[Stored data]
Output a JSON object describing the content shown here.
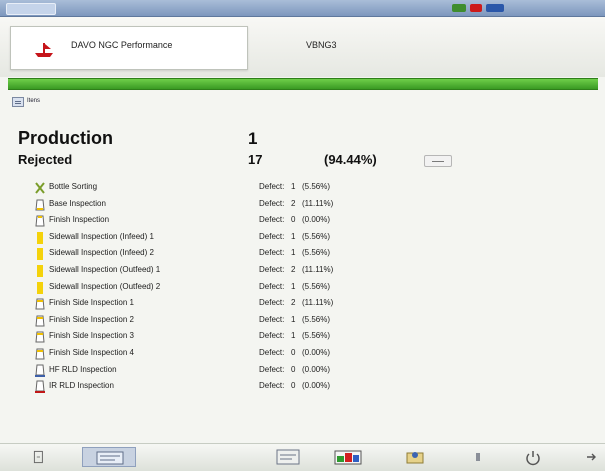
{
  "window": {
    "title": "",
    "status_text": "",
    "status_colors": [
      "#3f8d2e",
      "#cc1a1a",
      "#2a57a9"
    ]
  },
  "header": {
    "brand_name": "DAVO NGC Performance",
    "machine_id": "VBNG3",
    "status_bar_text": "",
    "logo_icon": "ship-icon"
  },
  "menu": {
    "label": "Itens",
    "icon": "menu-icon"
  },
  "summary": {
    "production_label": "Production",
    "production_value": "1",
    "rejected_label": "Rejected",
    "rejected_value": "17",
    "rejected_pct": "(94.44%)"
  },
  "inspections": [
    {
      "icon": "sorting-icon",
      "name": "Bottle Sorting",
      "defect_label": "Defect:",
      "count": "1",
      "pct": "(5.56%)"
    },
    {
      "icon": "base-inspection-icon",
      "name": "Base Inspection",
      "defect_label": "Defect:",
      "count": "2",
      "pct": "(11.11%)"
    },
    {
      "icon": "finish-inspection-icon",
      "name": "Finish Inspection",
      "defect_label": "Defect:",
      "count": "0",
      "pct": "(0.00%)"
    },
    {
      "icon": "sidewall-inspection-icon",
      "name": "Sidewall Inspection (Infeed) 1",
      "defect_label": "Defect:",
      "count": "1",
      "pct": "(5.56%)"
    },
    {
      "icon": "sidewall-inspection-icon",
      "name": "Sidewall Inspection (Infeed) 2",
      "defect_label": "Defect:",
      "count": "1",
      "pct": "(5.56%)"
    },
    {
      "icon": "sidewall-inspection-icon",
      "name": "Sidewall Inspection (Outfeed) 1",
      "defect_label": "Defect:",
      "count": "2",
      "pct": "(11.11%)"
    },
    {
      "icon": "sidewall-inspection-icon",
      "name": "Sidewall Inspection (Outfeed) 2",
      "defect_label": "Defect:",
      "count": "1",
      "pct": "(5.56%)"
    },
    {
      "icon": "finish-side-icon",
      "name": "Finish Side Inspection 1",
      "defect_label": "Defect:",
      "count": "2",
      "pct": "(11.11%)"
    },
    {
      "icon": "finish-side-icon",
      "name": "Finish Side Inspection 2",
      "defect_label": "Defect:",
      "count": "1",
      "pct": "(5.56%)"
    },
    {
      "icon": "finish-side-icon",
      "name": "Finish Side Inspection 3",
      "defect_label": "Defect:",
      "count": "1",
      "pct": "(5.56%)"
    },
    {
      "icon": "finish-side-icon",
      "name": "Finish Side Inspection 4",
      "defect_label": "Defect:",
      "count": "0",
      "pct": "(0.00%)"
    },
    {
      "icon": "hf-rlo-icon",
      "name": "HF RLD Inspection",
      "defect_label": "Defect:",
      "count": "0",
      "pct": "(0.00%)"
    },
    {
      "icon": "ir-rlo-icon",
      "name": "IR RLD Inspection",
      "defect_label": "Defect:",
      "count": "0",
      "pct": "(0.00%)"
    }
  ],
  "footer": {
    "buttons": [
      {
        "icon": "home-icon"
      },
      {
        "icon": "overview-icon"
      },
      {
        "icon": "statistics-icon"
      },
      {
        "icon": "production-chart-icon"
      },
      {
        "icon": "user-icon"
      },
      {
        "icon": "settings-icon"
      },
      {
        "icon": "power-icon"
      },
      {
        "icon": "exit-icon"
      }
    ]
  }
}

> [TASK STATEMENT] Write out all the entries exactly, except for the pictures.

> [WRITTEN ANSWER]
Output a JSON object describing the content shown here.
{
  "window": {
    "title": "",
    "status_text": "",
    "status_colors": [
      "#3f8d2e",
      "#cc1a1a",
      "#2a57a9"
    ]
  },
  "header": {
    "brand_name": "DAVO NGC Performance",
    "machine_id": "VBNG3",
    "status_bar_text": "",
    "logo_icon": "ship-icon"
  },
  "menu": {
    "label": "Itens",
    "icon": "menu-icon"
  },
  "summary": {
    "production_label": "Production",
    "production_value": "1",
    "rejected_label": "Rejected",
    "rejected_value": "17",
    "rejected_pct": "(94.44%)"
  },
  "inspections": [
    {
      "icon": "sorting-icon",
      "name": "Bottle Sorting",
      "defect_label": "Defect:",
      "count": "1",
      "pct": "(5.56%)"
    },
    {
      "icon": "base-inspection-icon",
      "name": "Base Inspection",
      "defect_label": "Defect:",
      "count": "2",
      "pct": "(11.11%)"
    },
    {
      "icon": "finish-inspection-icon",
      "name": "Finish Inspection",
      "defect_label": "Defect:",
      "count": "0",
      "pct": "(0.00%)"
    },
    {
      "icon": "sidewall-inspection-icon",
      "name": "Sidewall Inspection (Infeed) 1",
      "defect_label": "Defect:",
      "count": "1",
      "pct": "(5.56%)"
    },
    {
      "icon": "sidewall-inspection-icon",
      "name": "Sidewall Inspection (Infeed) 2",
      "defect_label": "Defect:",
      "count": "1",
      "pct": "(5.56%)"
    },
    {
      "icon": "sidewall-inspection-icon",
      "name": "Sidewall Inspection (Outfeed) 1",
      "defect_label": "Defect:",
      "count": "2",
      "pct": "(11.11%)"
    },
    {
      "icon": "sidewall-inspection-icon",
      "name": "Sidewall Inspection (Outfeed) 2",
      "defect_label": "Defect:",
      "count": "1",
      "pct": "(5.56%)"
    },
    {
      "icon": "finish-side-icon",
      "name": "Finish Side Inspection 1",
      "defect_label": "Defect:",
      "count": "2",
      "pct": "(11.11%)"
    },
    {
      "icon": "finish-side-icon",
      "name": "Finish Side Inspection 2",
      "defect_label": "Defect:",
      "count": "1",
      "pct": "(5.56%)"
    },
    {
      "icon": "finish-side-icon",
      "name": "Finish Side Inspection 3",
      "defect_label": "Defect:",
      "count": "1",
      "pct": "(5.56%)"
    },
    {
      "icon": "finish-side-icon",
      "name": "Finish Side Inspection 4",
      "defect_label": "Defect:",
      "count": "0",
      "pct": "(0.00%)"
    },
    {
      "icon": "hf-rlo-icon",
      "name": "HF RLD Inspection",
      "defect_label": "Defect:",
      "count": "0",
      "pct": "(0.00%)"
    },
    {
      "icon": "ir-rlo-icon",
      "name": "IR RLD Inspection",
      "defect_label": "Defect:",
      "count": "0",
      "pct": "(0.00%)"
    }
  ],
  "footer": {
    "buttons": [
      {
        "icon": "home-icon"
      },
      {
        "icon": "overview-icon"
      },
      {
        "icon": "statistics-icon"
      },
      {
        "icon": "production-chart-icon"
      },
      {
        "icon": "user-icon"
      },
      {
        "icon": "settings-icon"
      },
      {
        "icon": "power-icon"
      },
      {
        "icon": "exit-icon"
      }
    ]
  }
}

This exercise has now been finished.